▸ GIVEN INSTRUCTION
Pull out all lines from the listing below in which the word "князей" appears.

▸ DATA EXTRACT
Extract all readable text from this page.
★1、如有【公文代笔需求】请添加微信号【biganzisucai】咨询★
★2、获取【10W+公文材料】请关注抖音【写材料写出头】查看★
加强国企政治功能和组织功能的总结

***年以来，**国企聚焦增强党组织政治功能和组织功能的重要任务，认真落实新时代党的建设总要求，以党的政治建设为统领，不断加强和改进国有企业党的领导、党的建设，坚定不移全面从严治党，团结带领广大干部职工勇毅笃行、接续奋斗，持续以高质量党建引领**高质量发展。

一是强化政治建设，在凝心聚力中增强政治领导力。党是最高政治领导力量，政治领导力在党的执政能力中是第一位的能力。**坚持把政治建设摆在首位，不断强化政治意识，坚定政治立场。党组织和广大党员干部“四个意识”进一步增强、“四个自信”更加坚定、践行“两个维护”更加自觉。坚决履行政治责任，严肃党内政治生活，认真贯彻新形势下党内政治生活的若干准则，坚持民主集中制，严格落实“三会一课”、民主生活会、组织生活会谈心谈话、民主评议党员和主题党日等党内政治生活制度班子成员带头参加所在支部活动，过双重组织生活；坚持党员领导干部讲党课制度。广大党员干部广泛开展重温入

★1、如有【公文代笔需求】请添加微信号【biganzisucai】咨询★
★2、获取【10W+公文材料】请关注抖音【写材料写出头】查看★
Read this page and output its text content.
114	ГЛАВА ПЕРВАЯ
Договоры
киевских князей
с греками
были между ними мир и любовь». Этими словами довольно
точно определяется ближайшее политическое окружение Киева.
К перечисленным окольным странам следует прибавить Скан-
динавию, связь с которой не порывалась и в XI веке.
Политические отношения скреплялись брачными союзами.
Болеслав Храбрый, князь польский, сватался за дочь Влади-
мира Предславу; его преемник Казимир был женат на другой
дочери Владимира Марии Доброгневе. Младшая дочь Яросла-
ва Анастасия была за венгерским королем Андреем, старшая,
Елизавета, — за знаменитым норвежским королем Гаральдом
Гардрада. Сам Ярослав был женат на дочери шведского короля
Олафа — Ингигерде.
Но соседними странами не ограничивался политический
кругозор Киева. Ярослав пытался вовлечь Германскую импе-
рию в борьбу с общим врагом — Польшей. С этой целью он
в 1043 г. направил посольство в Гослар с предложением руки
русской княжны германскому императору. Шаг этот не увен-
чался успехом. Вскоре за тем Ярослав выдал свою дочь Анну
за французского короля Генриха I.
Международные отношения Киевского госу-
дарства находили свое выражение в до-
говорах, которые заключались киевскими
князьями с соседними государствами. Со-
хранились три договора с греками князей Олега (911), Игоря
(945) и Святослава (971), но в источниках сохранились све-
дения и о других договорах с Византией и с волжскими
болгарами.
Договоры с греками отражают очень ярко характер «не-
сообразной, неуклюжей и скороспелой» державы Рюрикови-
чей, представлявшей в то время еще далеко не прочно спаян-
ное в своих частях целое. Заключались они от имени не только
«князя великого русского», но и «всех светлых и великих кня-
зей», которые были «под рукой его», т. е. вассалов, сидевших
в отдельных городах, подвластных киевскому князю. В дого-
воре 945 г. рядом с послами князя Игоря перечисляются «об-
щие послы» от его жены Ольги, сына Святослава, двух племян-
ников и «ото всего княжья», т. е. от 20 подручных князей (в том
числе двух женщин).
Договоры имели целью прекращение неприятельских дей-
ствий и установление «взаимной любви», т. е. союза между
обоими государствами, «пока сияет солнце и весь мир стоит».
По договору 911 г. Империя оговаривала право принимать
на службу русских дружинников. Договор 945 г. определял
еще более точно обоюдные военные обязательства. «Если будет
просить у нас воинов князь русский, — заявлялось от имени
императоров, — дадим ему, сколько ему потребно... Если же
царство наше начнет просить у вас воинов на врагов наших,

▸ ANSWER TO THIS EXERCISE
киевских князей
хранились три договора с греками князей Олега (911), Игоря
ников и «ото всего княжья», т. е. от 20 подручных князей (в том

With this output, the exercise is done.